**PROVIDED DATA**:
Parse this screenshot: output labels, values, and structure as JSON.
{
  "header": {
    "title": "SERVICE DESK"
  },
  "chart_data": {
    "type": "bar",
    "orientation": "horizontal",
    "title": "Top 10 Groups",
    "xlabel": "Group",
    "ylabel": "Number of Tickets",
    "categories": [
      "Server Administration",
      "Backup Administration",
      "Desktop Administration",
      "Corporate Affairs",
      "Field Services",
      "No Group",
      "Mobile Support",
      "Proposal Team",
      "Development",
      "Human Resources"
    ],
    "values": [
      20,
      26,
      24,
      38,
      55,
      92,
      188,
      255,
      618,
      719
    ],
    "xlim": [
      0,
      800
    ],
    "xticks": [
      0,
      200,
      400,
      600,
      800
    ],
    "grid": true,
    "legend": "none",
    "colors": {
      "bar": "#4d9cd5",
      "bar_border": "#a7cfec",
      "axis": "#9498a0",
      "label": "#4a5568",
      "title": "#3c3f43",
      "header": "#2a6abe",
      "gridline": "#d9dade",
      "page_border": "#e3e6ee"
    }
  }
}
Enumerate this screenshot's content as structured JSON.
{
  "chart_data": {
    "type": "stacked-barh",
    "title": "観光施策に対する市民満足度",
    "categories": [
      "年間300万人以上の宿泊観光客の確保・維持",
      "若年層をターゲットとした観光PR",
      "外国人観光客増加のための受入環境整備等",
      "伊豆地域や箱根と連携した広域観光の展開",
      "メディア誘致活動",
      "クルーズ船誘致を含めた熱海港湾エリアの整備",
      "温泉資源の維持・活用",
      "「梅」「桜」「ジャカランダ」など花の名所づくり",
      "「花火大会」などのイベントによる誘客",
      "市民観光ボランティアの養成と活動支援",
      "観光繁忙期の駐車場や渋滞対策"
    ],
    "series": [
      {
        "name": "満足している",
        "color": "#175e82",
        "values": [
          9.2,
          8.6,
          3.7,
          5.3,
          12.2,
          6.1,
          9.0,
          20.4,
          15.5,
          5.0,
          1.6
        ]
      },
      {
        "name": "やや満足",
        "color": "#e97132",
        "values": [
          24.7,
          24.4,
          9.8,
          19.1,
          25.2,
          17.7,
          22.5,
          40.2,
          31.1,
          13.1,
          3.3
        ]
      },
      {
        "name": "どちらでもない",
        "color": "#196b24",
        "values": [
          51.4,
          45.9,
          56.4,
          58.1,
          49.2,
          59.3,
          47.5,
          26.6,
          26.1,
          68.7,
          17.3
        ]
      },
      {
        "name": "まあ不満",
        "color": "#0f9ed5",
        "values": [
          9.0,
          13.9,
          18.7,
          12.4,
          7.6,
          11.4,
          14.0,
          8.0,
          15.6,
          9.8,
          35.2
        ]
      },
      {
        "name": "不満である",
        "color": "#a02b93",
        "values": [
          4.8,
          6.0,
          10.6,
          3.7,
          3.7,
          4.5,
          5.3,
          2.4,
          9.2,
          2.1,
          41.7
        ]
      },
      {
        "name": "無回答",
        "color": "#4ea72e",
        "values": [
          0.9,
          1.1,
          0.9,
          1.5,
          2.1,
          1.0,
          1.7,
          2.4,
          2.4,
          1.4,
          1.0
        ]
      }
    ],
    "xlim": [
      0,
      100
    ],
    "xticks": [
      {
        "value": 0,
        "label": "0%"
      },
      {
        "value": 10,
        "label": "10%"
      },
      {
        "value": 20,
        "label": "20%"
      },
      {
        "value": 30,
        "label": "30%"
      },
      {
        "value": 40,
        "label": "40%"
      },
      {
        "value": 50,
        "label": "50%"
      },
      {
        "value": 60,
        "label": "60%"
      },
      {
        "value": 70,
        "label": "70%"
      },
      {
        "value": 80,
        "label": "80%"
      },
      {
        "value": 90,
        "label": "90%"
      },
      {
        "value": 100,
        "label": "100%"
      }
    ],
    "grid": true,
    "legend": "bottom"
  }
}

**EXERCISE AIM**:
Find the word "JSON" in the entries above and gather every line that holds it.

**FULL ANSWER**:
Parse this screenshot: output labels, values, and structure as JSON.
Enumerate this screenshot's content as structured JSON.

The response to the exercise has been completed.